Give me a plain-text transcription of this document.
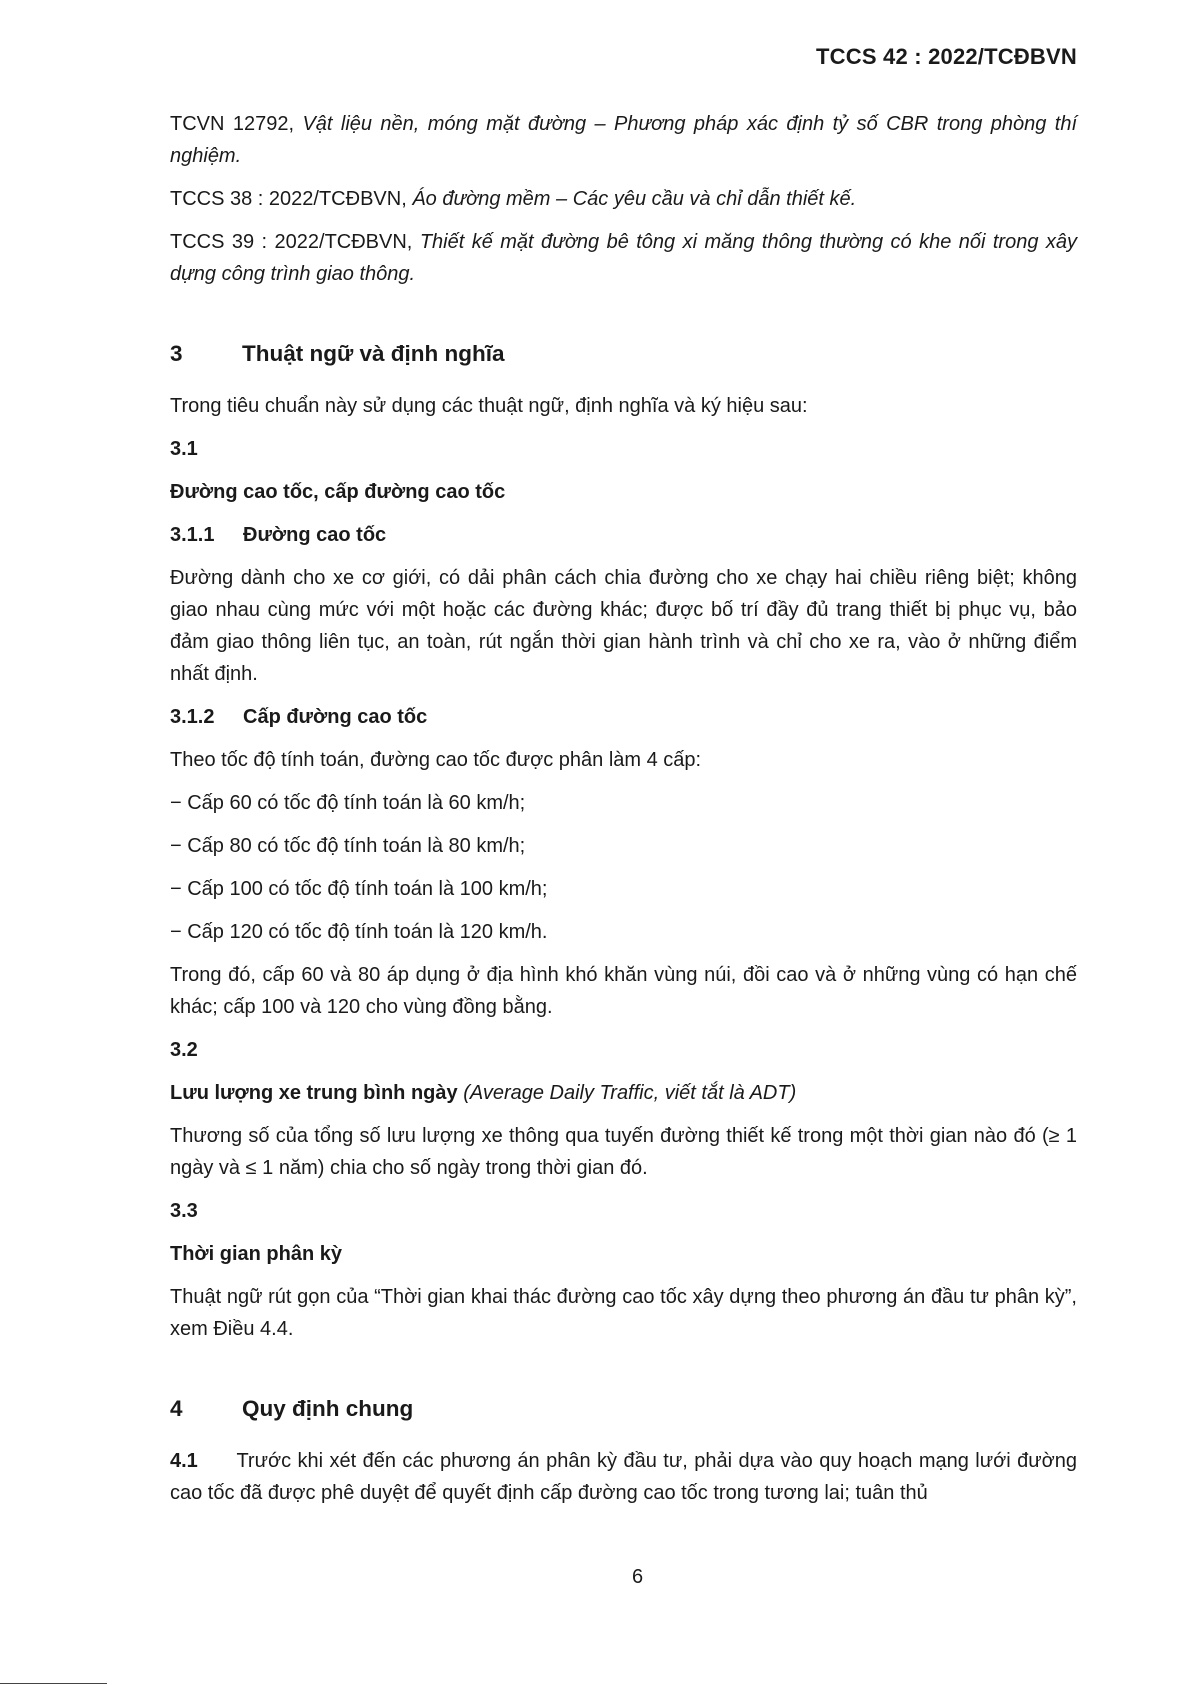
TCCS 42 : 2022/TCĐBVN

TCVN 12792, Vật liệu nền, móng mặt đường – Phương pháp xác định tỷ số CBR trong phòng thí nghiệm.

TCCS 38 : 2022/TCĐBVN, Áo đường mềm – Các yêu cầu và chỉ dẫn thiết kế.

TCCS 39 : 2022/TCĐBVN, Thiết kế mặt đường bê tông xi măng thông thường có khe nối trong xây dựng công trình giao thông.

3	Thuật ngữ và định nghĩa

Trong tiêu chuẩn này sử dụng các thuật ngữ, định nghĩa và ký hiệu sau:

3.1

Đường cao tốc, cấp đường cao tốc

3.1.1	Đường cao tốc

Đường dành cho xe cơ giới, có dải phân cách chia đường cho xe chạy hai chiều riêng biệt; không giao nhau cùng mức với một hoặc các đường khác; được bố trí đầy đủ trang thiết bị phục vụ, bảo đảm giao thông liên tục, an toàn, rút ngắn thời gian hành trình và chỉ cho xe ra, vào ở những điểm nhất định.

3.1.2	Cấp đường cao tốc

Theo tốc độ tính toán, đường cao tốc được phân làm 4 cấp:

− Cấp 60 có tốc độ tính toán là 60 km/h;

− Cấp 80 có tốc độ tính toán là 80 km/h;

− Cấp 100 có tốc độ tính toán là 100 km/h;

− Cấp 120 có tốc độ tính toán là 120 km/h.

Trong đó, cấp 60 và 80 áp dụng ở địa hình khó khăn vùng núi, đồi cao và ở những vùng có hạn chế khác; cấp 100 và 120 cho vùng đồng bằng.

3.2

Lưu lượng xe trung bình ngày (Average Daily Traffic, viết tắt là ADT)

Thương số của tổng số lưu lượng xe thông qua tuyến đường thiết kế trong một thời gian nào đó (≥ 1 ngày và ≤ 1 năm) chia cho số ngày trong thời gian đó.

3.3

Thời gian phân kỳ

Thuật ngữ rút gọn của “Thời gian khai thác đường cao tốc xây dựng theo phương án đầu tư phân kỳ”, xem Điều 4.4.

4	Quy định chung

4.1 Trước khi xét đến các phương án phân kỳ đầu tư, phải dựa vào quy hoạch mạng lưới đường cao tốc đã được phê duyệt để quyết định cấp đường cao tốc trong tương lai; tuân thủ

6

Exercise objective: Keep every word of the data as it is when you write it out, but drop the pictures.

Response to this exercise:
Give me a plain-text transcription of this document.
TCCS 42 : 2022/TCĐBVN

TCVN 12792, Vật liệu nền, móng mặt đường – Phương pháp xác định tỷ số CBR trong phòng thí nghiệm.

TCCS 38 : 2022/TCĐBVN, Áo đường mềm – Các yêu cầu và chỉ dẫn thiết kế.

TCCS 39 : 2022/TCĐBVN, Thiết kế mặt đường bê tông xi măng thông thường có khe nối trong xây dựng công trình giao thông.

3	Thuật ngữ và định nghĩa

Trong tiêu chuẩn này sử dụng các thuật ngữ, định nghĩa và ký hiệu sau:

3.1

Đường cao tốc, cấp đường cao tốc

3.1.1	Đường cao tốc

Đường dành cho xe cơ giới, có dải phân cách chia đường cho xe chạy hai chiều riêng biệt; không giao nhau cùng mức với một hoặc các đường khác; được bố trí đầy đủ trang thiết bị phục vụ, bảo đảm giao thông liên tục, an toàn, rút ngắn thời gian hành trình và chỉ cho xe ra, vào ở những điểm nhất định.

3.1.2	Cấp đường cao tốc

Theo tốc độ tính toán, đường cao tốc được phân làm 4 cấp:

− Cấp 60 có tốc độ tính toán là 60 km/h;

− Cấp 80 có tốc độ tính toán là 80 km/h;

− Cấp 100 có tốc độ tính toán là 100 km/h;

− Cấp 120 có tốc độ tính toán là 120 km/h.

Trong đó, cấp 60 và 80 áp dụng ở địa hình khó khăn vùng núi, đồi cao và ở những vùng có hạn chế khác; cấp 100 và 120 cho vùng đồng bằng.

3.2

Lưu lượng xe trung bình ngày (Average Daily Traffic, viết tắt là ADT)

Thương số của tổng số lưu lượng xe thông qua tuyến đường thiết kế trong một thời gian nào đó (≥ 1 ngày và ≤ 1 năm) chia cho số ngày trong thời gian đó.

3.3

Thời gian phân kỳ

Thuật ngữ rút gọn của “Thời gian khai thác đường cao tốc xây dựng theo phương án đầu tư phân kỳ”, xem Điều 4.4.

4	Quy định chung

4.1 Trước khi xét đến các phương án phân kỳ đầu tư, phải dựa vào quy hoạch mạng lưới đường cao tốc đã được phê duyệt để quyết định cấp đường cao tốc trong tương lai; tuân thủ

6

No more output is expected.